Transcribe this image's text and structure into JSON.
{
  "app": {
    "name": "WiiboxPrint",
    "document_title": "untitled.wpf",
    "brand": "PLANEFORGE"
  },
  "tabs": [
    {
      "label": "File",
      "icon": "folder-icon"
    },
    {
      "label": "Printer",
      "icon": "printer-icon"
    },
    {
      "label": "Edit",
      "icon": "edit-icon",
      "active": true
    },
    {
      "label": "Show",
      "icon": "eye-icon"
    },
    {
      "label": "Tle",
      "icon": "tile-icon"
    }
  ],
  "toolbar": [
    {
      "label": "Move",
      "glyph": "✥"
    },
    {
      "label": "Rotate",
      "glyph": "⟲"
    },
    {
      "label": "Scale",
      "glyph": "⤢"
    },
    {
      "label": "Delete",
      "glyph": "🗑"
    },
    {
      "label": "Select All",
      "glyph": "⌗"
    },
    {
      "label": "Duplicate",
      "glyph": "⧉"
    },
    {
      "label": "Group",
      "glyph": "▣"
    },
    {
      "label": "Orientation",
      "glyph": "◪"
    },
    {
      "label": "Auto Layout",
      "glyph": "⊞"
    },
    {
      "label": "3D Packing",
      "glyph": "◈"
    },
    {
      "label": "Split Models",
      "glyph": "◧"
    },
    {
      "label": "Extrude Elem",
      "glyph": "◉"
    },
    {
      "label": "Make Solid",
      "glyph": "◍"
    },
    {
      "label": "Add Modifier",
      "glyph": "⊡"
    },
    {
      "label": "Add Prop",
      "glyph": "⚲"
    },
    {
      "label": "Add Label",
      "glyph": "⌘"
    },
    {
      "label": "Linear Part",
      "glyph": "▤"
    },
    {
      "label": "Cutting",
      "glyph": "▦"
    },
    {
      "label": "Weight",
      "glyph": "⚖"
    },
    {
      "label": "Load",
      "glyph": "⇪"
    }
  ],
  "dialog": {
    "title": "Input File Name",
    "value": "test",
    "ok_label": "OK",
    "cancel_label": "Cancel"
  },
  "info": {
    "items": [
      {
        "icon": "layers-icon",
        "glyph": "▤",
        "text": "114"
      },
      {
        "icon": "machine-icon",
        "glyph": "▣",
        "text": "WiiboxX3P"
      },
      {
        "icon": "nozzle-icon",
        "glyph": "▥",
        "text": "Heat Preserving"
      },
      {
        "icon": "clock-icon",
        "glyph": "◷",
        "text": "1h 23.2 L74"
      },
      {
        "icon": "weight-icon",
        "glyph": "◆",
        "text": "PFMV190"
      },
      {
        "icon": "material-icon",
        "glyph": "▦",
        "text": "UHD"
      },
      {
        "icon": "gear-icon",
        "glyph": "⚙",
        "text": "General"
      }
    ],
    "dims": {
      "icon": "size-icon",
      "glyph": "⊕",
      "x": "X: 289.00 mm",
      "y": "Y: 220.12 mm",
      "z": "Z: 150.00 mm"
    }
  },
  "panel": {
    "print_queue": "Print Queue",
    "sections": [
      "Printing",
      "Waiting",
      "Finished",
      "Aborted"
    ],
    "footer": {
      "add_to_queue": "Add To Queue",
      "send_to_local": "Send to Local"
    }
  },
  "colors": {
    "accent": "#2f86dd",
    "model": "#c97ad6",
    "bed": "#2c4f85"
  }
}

^^^^^^^^

### WHAT YOU ARE ASKED TO DO
From the data, pick out every line that includes "Queue".

### THE RESULT
    "print_queue": "Print Queue",
      "add_to_queue": "Add To Queue",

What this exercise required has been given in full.